## EXERCISE DETAILS
Copy every line of the listing that holds the string "전문대학".

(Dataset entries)
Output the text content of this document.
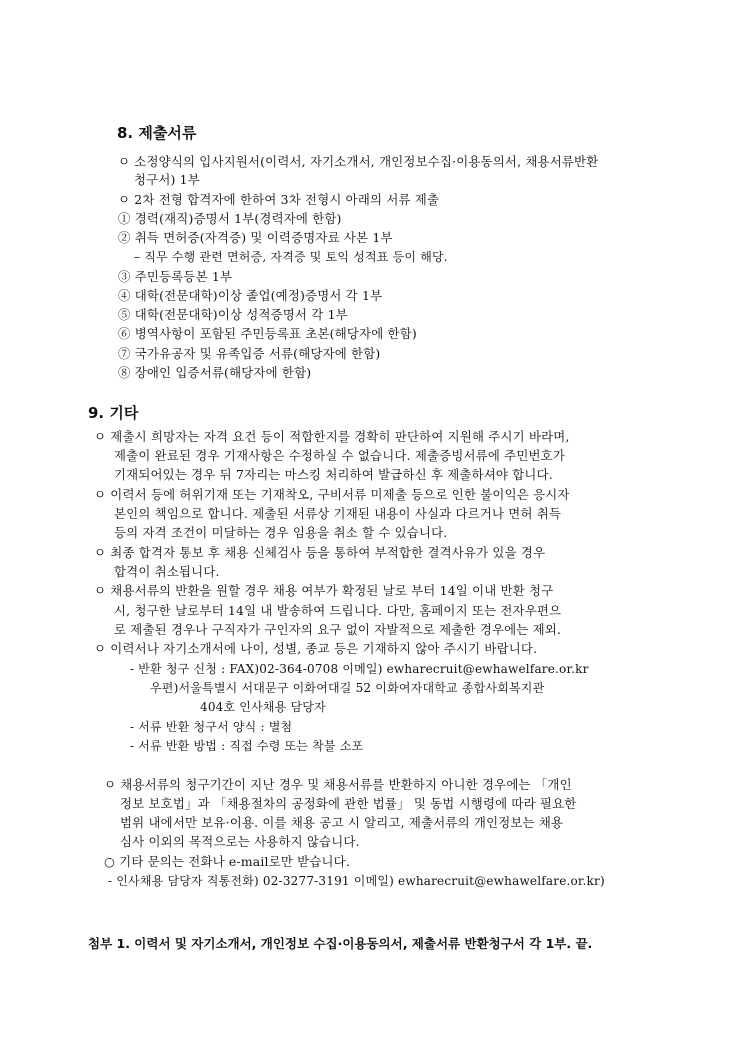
8. 제출서류
ㅇ 소정양식의 입사지원서(이력서, 자기소개서, 개인정보수집·이용동의서, 채용서류반환
청구서) 1부
ㅇ 2차 전형 합격자에 한하여 3차 전형시 아래의 서류 제출
① 경력(재직)증명서 1부(경력자에 한함)
② 취득 면허증(자격증) 및 이력증명자료 사본 1부
– 직무 수행 관련 면허증, 자격증 및 토익 성적표 등이 해당.
③ 주민등록등본 1부
④ 대학(전문대학)이상 졸업(예정)증명서 각 1부
⑤ 대학(전문대학)이상 성적증명서 각 1부
⑥ 병역사항이 포함된 주민등록표 초본(해당자에 한함)
⑦ 국가유공자 및 유족입증 서류(해당자에 한함)
⑧ 장애인 입증서류(해당자에 한함)
9. 기타
ㅇ 제출시 희망자는 자격 요건 등이 적합한지를 경확히 판단하여 지원해 주시기 바라며,
제출이 완료된 경우 기재사항은 수정하실 수 없습니다. 제출증빙서류에 주민번호가
기재되어있는 경우 뒤 7자리는 마스킹 처리하여 발급하신 후 제출하셔야 합니다.
ㅇ 이력서 등에 허위기재 또는 기재착오, 구비서류 미제출 등으로 인한 불이익은 응시자
본인의 책임으로 합니다. 제출된 서류상 기재된 내용이 사실과 다르거나 면허 취득
등의 자격 조건이 미달하는 경우 임용을 취소 할 수 있습니다.
ㅇ 최종 합격자 통보 후 채용 신체검사 등을 통하여 부적합한 결격사유가 있을 경우
합격이 취소됩니다.
ㅇ 채용서류의 반환을 원할 경우 채용 여부가 확정된 날로 부터 14일 이내 반환 청구
시, 청구한 날로부터 14일 내 발송하여 드립니다. 다만, 홈페이지 또는 전자우편으
로 제출된 경우나 구직자가 구인자의 요구 없이 자발적으로 제출한 경우에는 제외.
ㅇ 이력서나 자기소개서에 나이, 성별, 종교 등은 기재하지 않아 주시기 바랍니다.
- 반환 청구 신청 : FAX)02-364-0708 이메일) ewharecruit@ewhawelfare.or.kr
우편)서울특별시 서대문구 이화여대길 52 이화여자대학교 종합사회복지관
404호 인사채용 담당자
- 서류 반환 청구서 양식 : 별첨
- 서류 반환 방법 : 직접 수령 또는 착불 소포
ㅇ 채용서류의 청구기간이 지난 경우 및 채용서류를 반환하지 아니한 경우에는 「개인
정보 보호법」과 「채용절차의 공정화에 관한 법률」 및 동법 시행령에 따라 필요한
범위 내에서만 보유·이용. 이를 채용 공고 시 알리고, 제출서류의 개인정보는 채용
심사 이외의 목적으로는 사용하지 않습니다.
○ 기타 문의는 전화나 e-mail로만 받습니다.
- 인사채용 담당자 직통전화) 02-3277-3191 이메일) ewharecruit@ewhawelfare.or.kr)
첨부 1. 이력서 및 자기소개서, 개인정보 수집·이용동의서, 제출서류 반환청구서 각 1부. 끝.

## CORRECT RESPONSE
④ 대학(전문대학)이상 졸업(예정)증명서 각 1부
⑤ 대학(전문대학)이상 성적증명서 각 1부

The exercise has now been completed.